_RAW RECORDS_:
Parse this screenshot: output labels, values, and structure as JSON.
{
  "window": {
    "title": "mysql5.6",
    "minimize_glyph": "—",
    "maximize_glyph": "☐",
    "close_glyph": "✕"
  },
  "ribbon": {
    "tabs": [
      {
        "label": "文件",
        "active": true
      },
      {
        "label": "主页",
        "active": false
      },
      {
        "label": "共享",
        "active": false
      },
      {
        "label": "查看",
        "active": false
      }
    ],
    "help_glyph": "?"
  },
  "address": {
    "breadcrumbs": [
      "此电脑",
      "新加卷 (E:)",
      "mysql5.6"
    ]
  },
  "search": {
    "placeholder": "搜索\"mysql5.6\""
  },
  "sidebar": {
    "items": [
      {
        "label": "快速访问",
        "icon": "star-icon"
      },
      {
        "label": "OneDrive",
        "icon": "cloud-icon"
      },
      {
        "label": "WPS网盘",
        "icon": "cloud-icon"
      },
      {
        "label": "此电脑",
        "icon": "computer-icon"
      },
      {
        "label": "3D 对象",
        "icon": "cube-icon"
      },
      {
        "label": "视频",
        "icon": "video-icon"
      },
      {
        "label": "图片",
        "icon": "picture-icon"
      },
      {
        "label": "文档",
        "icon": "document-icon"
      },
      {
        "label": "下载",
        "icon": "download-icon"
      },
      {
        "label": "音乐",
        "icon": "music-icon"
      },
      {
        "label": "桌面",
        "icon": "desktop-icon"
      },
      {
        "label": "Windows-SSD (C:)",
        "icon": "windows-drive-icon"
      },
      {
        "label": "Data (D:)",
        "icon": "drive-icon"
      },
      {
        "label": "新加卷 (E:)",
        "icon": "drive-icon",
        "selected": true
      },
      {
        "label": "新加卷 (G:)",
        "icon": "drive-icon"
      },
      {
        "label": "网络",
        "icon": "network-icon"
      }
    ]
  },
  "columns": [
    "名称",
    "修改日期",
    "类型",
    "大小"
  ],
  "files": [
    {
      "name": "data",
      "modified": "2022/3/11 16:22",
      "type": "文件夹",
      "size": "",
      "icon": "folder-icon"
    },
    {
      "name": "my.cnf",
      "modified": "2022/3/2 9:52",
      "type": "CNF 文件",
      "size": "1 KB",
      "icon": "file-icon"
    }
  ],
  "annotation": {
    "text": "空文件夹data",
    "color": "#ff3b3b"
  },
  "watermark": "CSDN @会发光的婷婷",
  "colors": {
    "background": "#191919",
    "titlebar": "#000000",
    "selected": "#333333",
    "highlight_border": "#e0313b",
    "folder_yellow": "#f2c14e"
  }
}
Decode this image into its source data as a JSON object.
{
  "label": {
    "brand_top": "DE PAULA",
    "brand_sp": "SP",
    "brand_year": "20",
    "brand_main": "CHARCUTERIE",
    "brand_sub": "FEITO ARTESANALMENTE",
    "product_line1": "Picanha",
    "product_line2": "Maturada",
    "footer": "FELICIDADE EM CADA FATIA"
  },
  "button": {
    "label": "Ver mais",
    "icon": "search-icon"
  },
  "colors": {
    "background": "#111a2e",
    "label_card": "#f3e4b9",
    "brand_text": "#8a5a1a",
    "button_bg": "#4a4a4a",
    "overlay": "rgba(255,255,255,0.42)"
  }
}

_GIVEN REQUEST_: Write out exactly the lines of the entries above that run from the line containing "Decode this image" through the last line, including both.

_RESPONSE TO THE EXERCISE_:
Decode this image into its source data as a JSON object.
{
  "label": {
    "brand_top": "DE PAULA",
    "brand_sp": "SP",
    "brand_year": "20",
    "brand_main": "CHARCUTERIE",
    "brand_sub": "FEITO ARTESANALMENTE",
    "product_line1": "Picanha",
    "product_line2": "Maturada",
    "footer": "FELICIDADE EM CADA FATIA"
  },
  "button": {
    "label": "Ver mais",
    "icon": "search-icon"
  },
  "colors": {
    "background": "#111a2e",
    "label_card": "#f3e4b9",
    "brand_text": "#8a5a1a",
    "button_bg": "#4a4a4a",
    "overlay": "rgba(255,255,255,0.42)"
  }
}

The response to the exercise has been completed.